= Written problem =
Each record must be reproduced exactly as it is shown.

= Data for the task =
════════════════════
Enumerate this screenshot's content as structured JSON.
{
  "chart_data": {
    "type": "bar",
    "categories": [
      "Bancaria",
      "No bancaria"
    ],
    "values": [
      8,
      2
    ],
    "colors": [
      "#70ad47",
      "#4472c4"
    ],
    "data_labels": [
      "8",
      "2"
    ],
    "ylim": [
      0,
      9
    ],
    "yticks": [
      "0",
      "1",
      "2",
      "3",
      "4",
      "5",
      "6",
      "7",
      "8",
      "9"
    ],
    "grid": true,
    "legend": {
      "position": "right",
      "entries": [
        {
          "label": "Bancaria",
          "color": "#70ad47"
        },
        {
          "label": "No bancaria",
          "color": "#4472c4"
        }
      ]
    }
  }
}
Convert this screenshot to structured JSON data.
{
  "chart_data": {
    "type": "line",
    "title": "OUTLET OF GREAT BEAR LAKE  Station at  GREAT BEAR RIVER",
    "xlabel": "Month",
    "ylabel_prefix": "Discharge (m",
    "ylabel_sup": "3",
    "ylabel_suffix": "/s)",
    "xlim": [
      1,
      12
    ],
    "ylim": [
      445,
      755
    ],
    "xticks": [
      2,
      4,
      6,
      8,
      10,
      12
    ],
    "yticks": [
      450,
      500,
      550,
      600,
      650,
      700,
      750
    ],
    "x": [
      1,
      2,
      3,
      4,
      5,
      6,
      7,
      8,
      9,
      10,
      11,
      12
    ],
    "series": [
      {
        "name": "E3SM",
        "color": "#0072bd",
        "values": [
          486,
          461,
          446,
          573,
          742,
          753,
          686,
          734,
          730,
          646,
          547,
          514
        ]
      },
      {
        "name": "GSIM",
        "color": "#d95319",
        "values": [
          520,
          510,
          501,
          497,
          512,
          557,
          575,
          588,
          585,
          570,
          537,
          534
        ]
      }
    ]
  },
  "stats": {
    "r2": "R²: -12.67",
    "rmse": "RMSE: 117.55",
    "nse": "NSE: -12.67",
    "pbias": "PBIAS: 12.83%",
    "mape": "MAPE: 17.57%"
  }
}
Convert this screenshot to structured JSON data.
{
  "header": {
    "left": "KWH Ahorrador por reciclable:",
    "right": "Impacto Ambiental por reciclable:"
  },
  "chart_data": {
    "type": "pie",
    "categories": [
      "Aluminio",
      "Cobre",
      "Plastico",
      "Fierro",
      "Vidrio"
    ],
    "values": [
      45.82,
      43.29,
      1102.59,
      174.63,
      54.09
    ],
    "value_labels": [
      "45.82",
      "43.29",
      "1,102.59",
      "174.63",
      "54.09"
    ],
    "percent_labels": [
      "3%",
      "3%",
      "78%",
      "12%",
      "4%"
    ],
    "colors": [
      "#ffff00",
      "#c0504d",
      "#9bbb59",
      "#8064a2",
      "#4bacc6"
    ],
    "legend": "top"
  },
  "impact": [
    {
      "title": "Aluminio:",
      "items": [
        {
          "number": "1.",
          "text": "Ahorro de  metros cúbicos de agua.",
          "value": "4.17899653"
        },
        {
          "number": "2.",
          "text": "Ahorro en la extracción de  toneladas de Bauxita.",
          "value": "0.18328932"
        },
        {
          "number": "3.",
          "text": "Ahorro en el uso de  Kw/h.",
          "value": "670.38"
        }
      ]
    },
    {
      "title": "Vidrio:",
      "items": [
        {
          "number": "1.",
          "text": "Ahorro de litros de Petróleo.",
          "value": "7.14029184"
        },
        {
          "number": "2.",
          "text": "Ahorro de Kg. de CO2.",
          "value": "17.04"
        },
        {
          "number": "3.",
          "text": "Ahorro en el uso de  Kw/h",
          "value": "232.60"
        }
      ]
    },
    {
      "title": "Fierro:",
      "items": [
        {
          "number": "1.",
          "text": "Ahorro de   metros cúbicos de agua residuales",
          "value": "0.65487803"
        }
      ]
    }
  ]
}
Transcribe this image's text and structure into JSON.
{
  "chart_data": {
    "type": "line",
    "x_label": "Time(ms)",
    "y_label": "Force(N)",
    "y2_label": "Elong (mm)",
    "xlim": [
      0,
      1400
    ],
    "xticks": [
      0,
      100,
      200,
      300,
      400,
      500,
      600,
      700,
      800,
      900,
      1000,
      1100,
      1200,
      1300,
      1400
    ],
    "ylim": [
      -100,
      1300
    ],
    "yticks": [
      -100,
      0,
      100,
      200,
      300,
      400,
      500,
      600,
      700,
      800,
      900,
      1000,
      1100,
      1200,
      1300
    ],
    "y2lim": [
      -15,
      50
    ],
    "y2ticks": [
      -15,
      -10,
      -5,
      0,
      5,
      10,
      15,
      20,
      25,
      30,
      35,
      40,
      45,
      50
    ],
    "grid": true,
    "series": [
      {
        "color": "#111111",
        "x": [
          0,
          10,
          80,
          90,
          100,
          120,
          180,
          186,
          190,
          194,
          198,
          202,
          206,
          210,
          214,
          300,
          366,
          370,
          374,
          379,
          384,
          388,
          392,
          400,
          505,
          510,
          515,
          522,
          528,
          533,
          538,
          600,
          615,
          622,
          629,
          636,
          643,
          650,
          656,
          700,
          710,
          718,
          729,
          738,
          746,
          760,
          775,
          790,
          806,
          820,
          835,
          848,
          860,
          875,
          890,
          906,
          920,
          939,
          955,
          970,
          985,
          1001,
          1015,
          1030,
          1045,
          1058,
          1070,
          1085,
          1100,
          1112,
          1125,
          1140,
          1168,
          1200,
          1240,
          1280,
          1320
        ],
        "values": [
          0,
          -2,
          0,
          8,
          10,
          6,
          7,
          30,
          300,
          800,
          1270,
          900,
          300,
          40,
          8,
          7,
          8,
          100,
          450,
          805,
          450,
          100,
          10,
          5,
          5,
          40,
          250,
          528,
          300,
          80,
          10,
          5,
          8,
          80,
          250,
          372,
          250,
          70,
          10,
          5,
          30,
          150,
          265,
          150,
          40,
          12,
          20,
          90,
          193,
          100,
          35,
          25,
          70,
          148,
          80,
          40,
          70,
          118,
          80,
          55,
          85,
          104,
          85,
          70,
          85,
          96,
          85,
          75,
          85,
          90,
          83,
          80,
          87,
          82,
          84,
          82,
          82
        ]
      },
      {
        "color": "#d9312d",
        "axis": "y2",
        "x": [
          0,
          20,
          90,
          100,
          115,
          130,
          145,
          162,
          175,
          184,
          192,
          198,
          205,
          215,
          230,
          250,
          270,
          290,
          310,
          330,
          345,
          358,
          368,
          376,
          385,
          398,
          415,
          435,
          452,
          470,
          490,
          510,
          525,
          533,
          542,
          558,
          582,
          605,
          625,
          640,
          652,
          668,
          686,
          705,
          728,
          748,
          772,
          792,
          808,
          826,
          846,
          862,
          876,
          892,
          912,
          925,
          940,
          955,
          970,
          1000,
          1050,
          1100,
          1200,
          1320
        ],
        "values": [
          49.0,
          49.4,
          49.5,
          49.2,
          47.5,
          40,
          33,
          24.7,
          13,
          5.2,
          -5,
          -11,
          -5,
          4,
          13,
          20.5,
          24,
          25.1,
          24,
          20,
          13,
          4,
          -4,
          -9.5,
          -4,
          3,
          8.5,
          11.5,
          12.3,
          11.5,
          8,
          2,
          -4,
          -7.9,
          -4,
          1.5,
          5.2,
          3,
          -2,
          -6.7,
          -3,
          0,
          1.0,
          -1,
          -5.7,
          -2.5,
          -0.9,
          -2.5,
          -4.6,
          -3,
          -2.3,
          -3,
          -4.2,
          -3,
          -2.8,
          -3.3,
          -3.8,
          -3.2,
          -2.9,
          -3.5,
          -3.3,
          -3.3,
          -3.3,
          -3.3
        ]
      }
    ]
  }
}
════════════════════
= Response to the exercise =
Enumerate this screenshot's content as structured JSON.
{
  "chart_data": {
    "type": "bar",
    "categories": [
      "Bancaria",
      "No bancaria"
    ],
    "values": [
      8,
      2
    ],
    "colors": [
      "#70ad47",
      "#4472c4"
    ],
    "data_labels": [
      "8",
      "2"
    ],
    "ylim": [
      0,
      9
    ],
    "yticks": [
      "0",
      "1",
      "2",
      "3",
      "4",
      "5",
      "6",
      "7",
      "8",
      "9"
    ],
    "grid": true,
    "legend": {
      "position": "right",
      "entries": [
        {
          "label": "Bancaria",
          "color": "#70ad47"
        },
        {
          "label": "No bancaria",
          "color": "#4472c4"
        }
      ]
    }
  }
}
Convert this screenshot to structured JSON data.
{
  "chart_data": {
    "type": "line",
    "title": "OUTLET OF GREAT BEAR LAKE  Station at  GREAT BEAR RIVER",
    "xlabel": "Month",
    "ylabel_prefix": "Discharge (m",
    "ylabel_sup": "3",
    "ylabel_suffix": "/s)",
    "xlim": [
      1,
      12
    ],
    "ylim": [
      445,
      755
    ],
    "xticks": [
      2,
      4,
      6,
      8,
      10,
      12
    ],
    "yticks": [
      450,
      500,
      550,
      600,
      650,
      700,
      750
    ],
    "x": [
      1,
      2,
      3,
      4,
      5,
      6,
      7,
      8,
      9,
      10,
      11,
      12
    ],
    "series": [
      {
        "name": "E3SM",
        "color": "#0072bd",
        "values": [
          486,
          461,
          446,
          573,
          742,
          753,
          686,
          734,
          730,
          646,
          547,
          514
        ]
      },
      {
        "name": "GSIM",
        "color": "#d95319",
        "values": [
          520,
          510,
          501,
          497,
          512,
          557,
          575,
          588,
          585,
          570,
          537,
          534
        ]
      }
    ]
  },
  "stats": {
    "r2": "R²: -12.67",
    "rmse": "RMSE: 117.55",
    "nse": "NSE: -12.67",
    "pbias": "PBIAS: 12.83%",
    "mape": "MAPE: 17.57%"
  }
}
Convert this screenshot to structured JSON data.
{
  "header": {
    "left": "KWH Ahorrador por reciclable:",
    "right": "Impacto Ambiental por reciclable:"
  },
  "chart_data": {
    "type": "pie",
    "categories": [
      "Aluminio",
      "Cobre",
      "Plastico",
      "Fierro",
      "Vidrio"
    ],
    "values": [
      45.82,
      43.29,
      1102.59,
      174.63,
      54.09
    ],
    "value_labels": [
      "45.82",
      "43.29",
      "1,102.59",
      "174.63",
      "54.09"
    ],
    "percent_labels": [
      "3%",
      "3%",
      "78%",
      "12%",
      "4%"
    ],
    "colors": [
      "#ffff00",
      "#c0504d",
      "#9bbb59",
      "#8064a2",
      "#4bacc6"
    ],
    "legend": "top"
  },
  "impact": [
    {
      "title": "Aluminio:",
      "items": [
        {
          "number": "1.",
          "text": "Ahorro de  metros cúbicos de agua.",
          "value": "4.17899653"
        },
        {
          "number": "2.",
          "text": "Ahorro en la extracción de  toneladas de Bauxita.",
          "value": "0.18328932"
        },
        {
          "number": "3.",
          "text": "Ahorro en el uso de  Kw/h.",
          "value": "670.38"
        }
      ]
    },
    {
      "title": "Vidrio:",
      "items": [
        {
          "number": "1.",
          "text": "Ahorro de litros de Petróleo.",
          "value": "7.14029184"
        },
        {
          "number": "2.",
          "text": "Ahorro de Kg. de CO2.",
          "value": "17.04"
        },
        {
          "number": "3.",
          "text": "Ahorro en el uso de  Kw/h",
          "value": "232.60"
        }
      ]
    },
    {
      "title": "Fierro:",
      "items": [
        {
          "number": "1.",
          "text": "Ahorro de   metros cúbicos de agua residuales",
          "value": "0.65487803"
        }
      ]
    }
  ]
}
Transcribe this image's text and structure into JSON.
{
  "chart_data": {
    "type": "line",
    "x_label": "Time(ms)",
    "y_label": "Force(N)",
    "y2_label": "Elong (mm)",
    "xlim": [
      0,
      1400
    ],
    "xticks": [
      0,
      100,
      200,
      300,
      400,
      500,
      600,
      700,
      800,
      900,
      1000,
      1100,
      1200,
      1300,
      1400
    ],
    "ylim": [
      -100,
      1300
    ],
    "yticks": [
      -100,
      0,
      100,
      200,
      300,
      400,
      500,
      600,
      700,
      800,
      900,
      1000,
      1100,
      1200,
      1300
    ],
    "y2lim": [
      -15,
      50
    ],
    "y2ticks": [
      -15,
      -10,
      -5,
      0,
      5,
      10,
      15,
      20,
      25,
      30,
      35,
      40,
      45,
      50
    ],
    "grid": true,
    "series": [
      {
        "color": "#111111",
        "x": [
          0,
          10,
          80,
          90,
          100,
          120,
          180,
          186,
          190,
          194,
          198,
          202,
          206,
          210,
          214,
          300,
          366,
          370,
          374,
          379,
          384,
          388,
          392,
          400,
          505,
          510,
          515,
          522,
          528,
          533,
          538,
          600,
          615,
          622,
          629,
          636,
          643,
          650,
          656,
          700,
          710,
          718,
          729,
          738,
          746,
          760,
          775,
          790,
          806,
          820,
          835,
          848,
          860,
          875,
          890,
          906,
          920,
          939,
          955,
          970,
          985,
          1001,
          1015,
          1030,
          1045,
          1058,
          1070,
          1085,
          1100,
          1112,
          1125,
          1140,
          1168,
          1200,
          1240,
          1280,
          1320
        ],
        "values": [
          0,
          -2,
          0,
          8,
          10,
          6,
          7,
          30,
          300,
          800,
          1270,
          900,
          300,
          40,
          8,
          7,
          8,
          100,
          450,
          805,
          450,
          100,
          10,
          5,
          5,
          40,
          250,
          528,
          300,
          80,
          10,
          5,
          8,
          80,
          250,
          372,
          250,
          70,
          10,
          5,
          30,
          150,
          265,
          150,
          40,
          12,
          20,
          90,
          193,
          100,
          35,
          25,
          70,
          148,
          80,
          40,
          70,
          118,
          80,
          55,
          85,
          104,
          85,
          70,
          85,
          96,
          85,
          75,
          85,
          90,
          83,
          80,
          87,
          82,
          84,
          82,
          82
        ]
      },
      {
        "color": "#d9312d",
        "axis": "y2",
        "x": [
          0,
          20,
          90,
          100,
          115,
          130,
          145,
          162,
          175,
          184,
          192,
          198,
          205,
          215,
          230,
          250,
          270,
          290,
          310,
          330,
          345,
          358,
          368,
          376,
          385,
          398,
          415,
          435,
          452,
          470,
          490,
          510,
          525,
          533,
          542,
          558,
          582,
          605,
          625,
          640,
          652,
          668,
          686,
          705,
          728,
          748,
          772,
          792,
          808,
          826,
          846,
          862,
          876,
          892,
          912,
          925,
          940,
          955,
          970,
          1000,
          1050,
          1100,
          1200,
          1320
        ],
        "values": [
          49.0,
          49.4,
          49.5,
          49.2,
          47.5,
          40,
          33,
          24.7,
          13,
          5.2,
          -5,
          -11,
          -5,
          4,
          13,
          20.5,
          24,
          25.1,
          24,
          20,
          13,
          4,
          -4,
          -9.5,
          -4,
          3,
          8.5,
          11.5,
          12.3,
          11.5,
          8,
          2,
          -4,
          -7.9,
          -4,
          1.5,
          5.2,
          3,
          -2,
          -6.7,
          -3,
          0,
          1.0,
          -1,
          -5.7,
          -2.5,
          -0.9,
          -2.5,
          -4.6,
          -3,
          -2.3,
          -3,
          -4.2,
          -3,
          -2.8,
          -3.3,
          -3.8,
          -3.2,
          -2.9,
          -3.5,
          -3.3,
          -3.3,
          -3.3,
          -3.3
        ]
      }
    ]
  }
}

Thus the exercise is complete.